Structured figure records
========

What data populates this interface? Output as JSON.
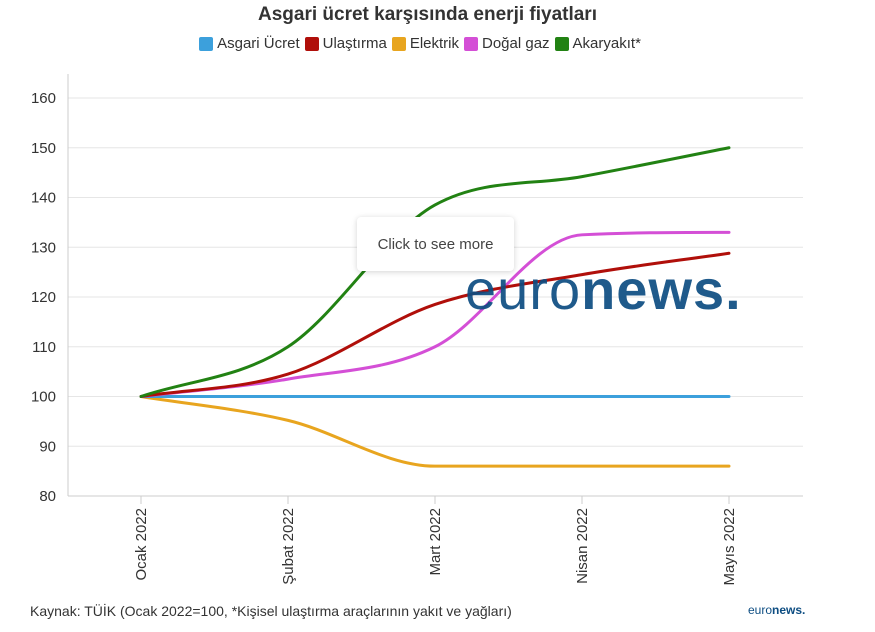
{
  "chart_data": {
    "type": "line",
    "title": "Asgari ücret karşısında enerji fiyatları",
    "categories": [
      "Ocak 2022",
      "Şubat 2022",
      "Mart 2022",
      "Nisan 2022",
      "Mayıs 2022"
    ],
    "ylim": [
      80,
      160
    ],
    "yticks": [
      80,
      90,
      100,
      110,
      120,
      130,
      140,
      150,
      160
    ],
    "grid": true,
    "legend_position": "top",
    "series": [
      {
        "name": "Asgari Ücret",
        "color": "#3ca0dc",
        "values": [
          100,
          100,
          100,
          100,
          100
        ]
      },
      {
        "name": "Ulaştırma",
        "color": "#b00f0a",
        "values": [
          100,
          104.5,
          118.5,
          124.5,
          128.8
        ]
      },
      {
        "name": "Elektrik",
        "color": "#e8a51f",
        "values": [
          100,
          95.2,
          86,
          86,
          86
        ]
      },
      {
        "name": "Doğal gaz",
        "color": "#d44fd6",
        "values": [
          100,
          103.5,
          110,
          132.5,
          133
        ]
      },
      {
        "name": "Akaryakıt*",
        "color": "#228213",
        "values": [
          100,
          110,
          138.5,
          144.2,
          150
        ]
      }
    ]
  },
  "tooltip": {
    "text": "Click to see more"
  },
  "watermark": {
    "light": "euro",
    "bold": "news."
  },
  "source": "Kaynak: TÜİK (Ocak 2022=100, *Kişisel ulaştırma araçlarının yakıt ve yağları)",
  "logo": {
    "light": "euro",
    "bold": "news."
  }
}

========

Track down every line of the material containing the string "color", and copy it.

        "color": "#3ca0dc",
        "color": "#b00f0a",
        "color": "#e8a51f",
        "color": "#d44fd6",
        "color": "#228213",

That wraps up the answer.